## start DATA TO PROCESS

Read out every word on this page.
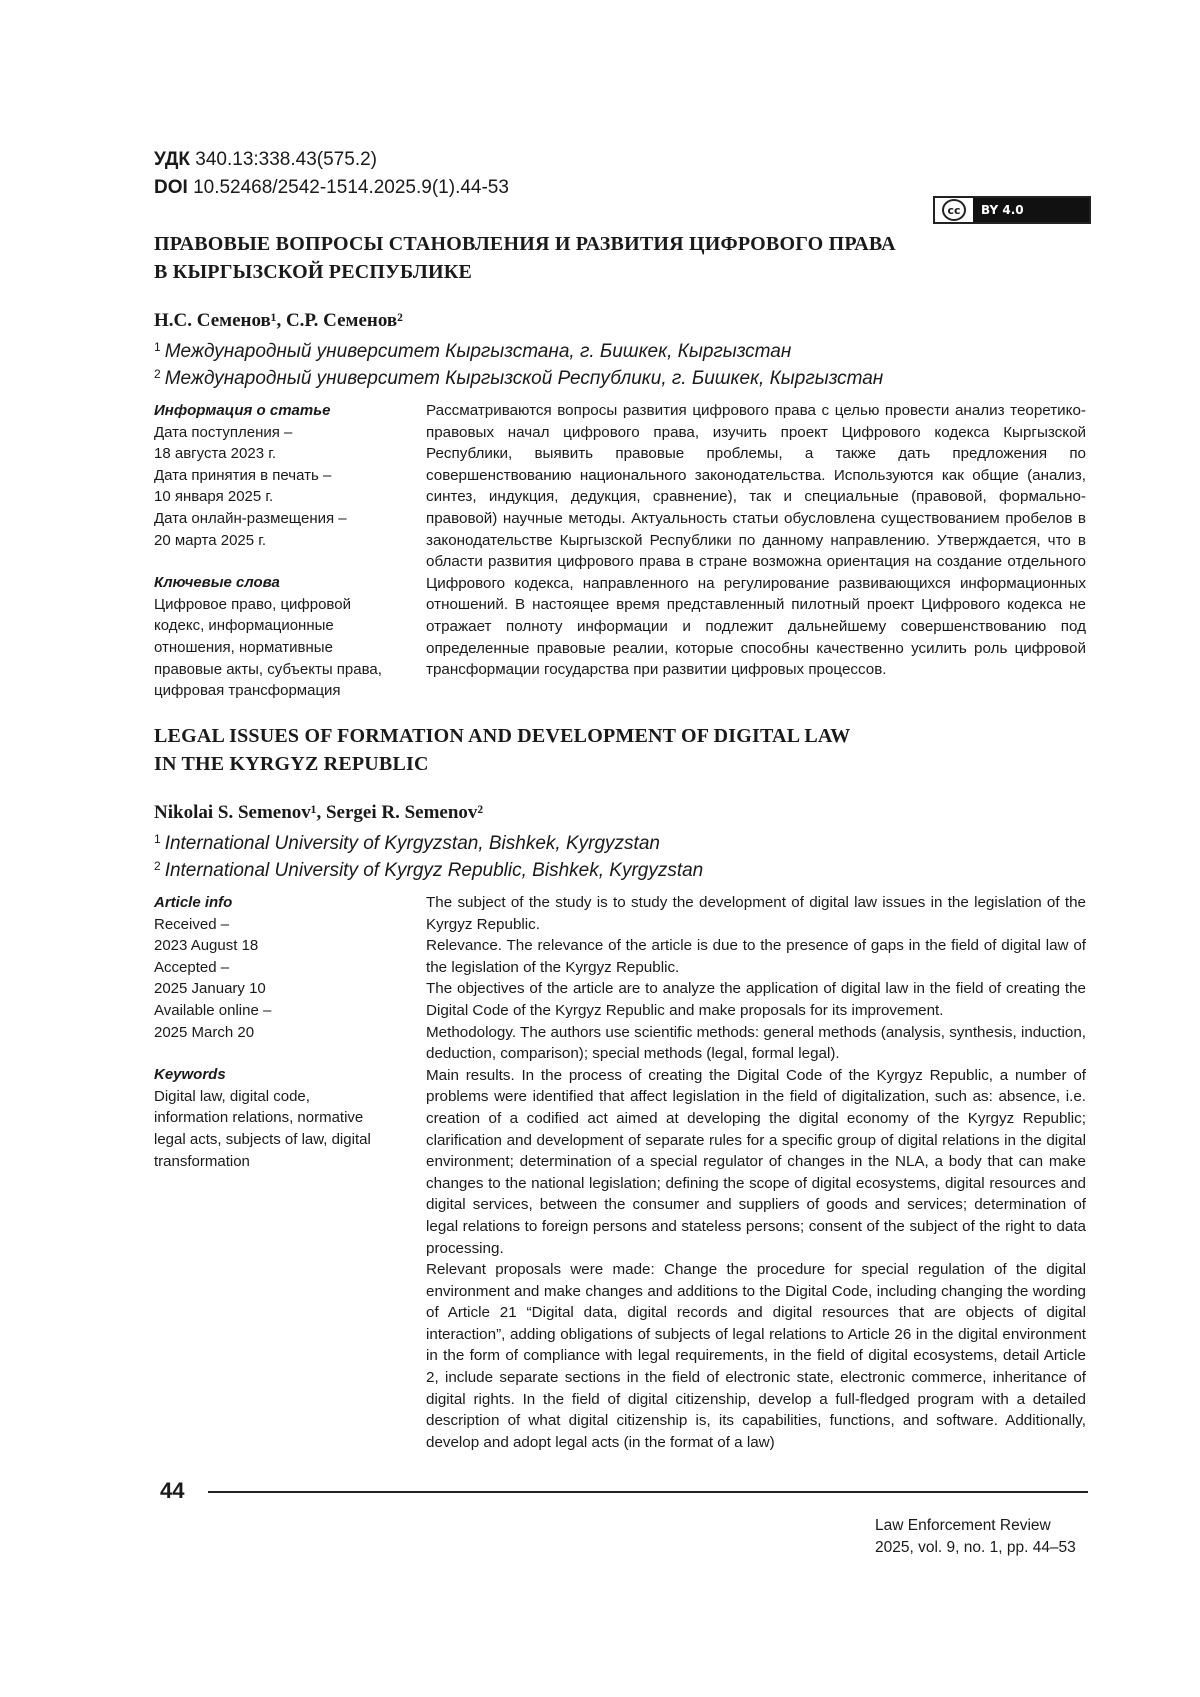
УДК 340.13:338.43(575.2)
DOI 10.52468/2542-1514.2025.9(1).44-53
cc	BY 4.0
ПРАВОВЫЕ ВОПРОСЫ СТАНОВЛЕНИЯ И РАЗВИТИЯ ЦИФРОВОГО ПРАВА
В КЫРГЫЗСКОЙ РЕСПУБЛИКЕ
Н.С. Семенов¹, С.Р. Семенов²
$^1$ Международный университет Кыргызстана, г. Бишкек, Кыргызстан
$^2$ Международный университет Кыргызской Республики, г. Бишкек, Кыргызстан
Информация о статье
Дата поступления –
18 августа 2023 г.
Дата принятия в печать –
10 января 2025 г.
Дата онлайн-размещения –
20 марта 2025 г.
Ключевые слова
Цифровое право, цифровой
кодекс, информационные
отношения, нормативные
правовые акты, субъекты права,
цифровая трансформация

Рассматриваются вопросы развития цифрового права с целью провести анализ теоретико-правовых начал цифрового права, изучить проект Цифрового кодекса Кыргызской Республики, выявить правовые проблемы, а также дать предложения по совершенствованию национального законодательства. Используются как общие (анализ, синтез, индукция, дедукция, сравнение), так и специальные (правовой, формально-правовой) научные методы. Актуальность статьи обусловлена существованием пробелов в законодательстве Кыргызской Республики по данному направлению. Утверждается, что в области развития цифрового права в стране возможна ориентация на создание отдельного Цифрового кодекса, направленного на регулирование развивающихся информационных отношений. В настоящее время представленный пилотный проект Цифрового кодекса не отражает полноту информации и подлежит дальнейшему совершенствованию под определенные правовые реалии, которые способны качественно усилить роль цифровой трансформации государства при развитии цифровых процессов.

LEGAL ISSUES OF FORMATION AND DEVELOPMENT OF DIGITAL LAW
IN THE KYRGYZ REPUBLIC
Nikolai S. Semenov¹, Sergei R. Semenov²
$^1$ International University of Kyrgyzstan, Bishkek, Kyrgyzstan
$^2$ International University of Kyrgyz Republic, Bishkek, Kyrgyzstan
Article info
Received –
2023 August 18
Accepted –
2025 January 10
Available online –
2025 March 20
Keywords
Digital law, digital code,
information relations, normative
legal acts, subjects of law, digital
transformation

The subject of the study is to study the development of digital law issues in the legislation of the Kyrgyz Republic.

Relevance. The relevance of the article is due to the presence of gaps in the field of digital law of the legislation of the Kyrgyz Republic.

The objectives of the article are to analyze the application of digital law in the field of creating the Digital Code of the Kyrgyz Republic and make proposals for its improvement.

Methodology. The authors use scientific methods: general methods (analysis, synthesis, induction, deduction, comparison); special methods (legal, formal legal).

Main results. In the process of creating the Digital Code of the Kyrgyz Republic, a number of problems were identified that affect legislation in the field of digitalization, such as: absence, i.e. creation of a codified act aimed at developing the digital economy of the Kyrgyz Republic; clarification and development of separate rules for a specific group of digital relations in the digital environment; determination of a special regulator of changes in the NLA, a body that can make changes to the national legislation; defining the scope of digital ecosystems, digital resources and digital services, between the consumer and suppliers of goods and services; determination of legal relations to foreign persons and stateless persons; consent of the subject of the right to data processing.

Relevant proposals were made: Change the procedure for special regulation of the digital environment and make changes and additions to the Digital Code, including changing the wording of Article 21 “Digital data, digital records and digital resources that are objects of digital interaction”, adding obligations of subjects of legal relations to Article 26 in the digital environment in the form of compliance with legal requirements, in the field of digital ecosystems, detail Article 2, include separate sections in the field of electronic state, electronic commerce, inheritance of digital rights. In the field of digital citizenship, develop a full-fledged program with a detailed description of what digital citizenship is, its capabilities, functions, and software. Additionally, develop and adopt legal acts (in the format of a law)

44
Law Enforcement Review
2025, vol. 9, no. 1, pp. 44–53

## end DATA TO PROCESS

— YOUR INSTRUCTIONS —
Return each line of the listing that holds the string "International".

— SOLUTION TO THE EXERCISE —
$^1$ International University of Kyrgyzstan, Bishkek, Kyrgyzstan
$^2$ International University of Kyrgyz Republic, Bishkek, Kyrgyzstan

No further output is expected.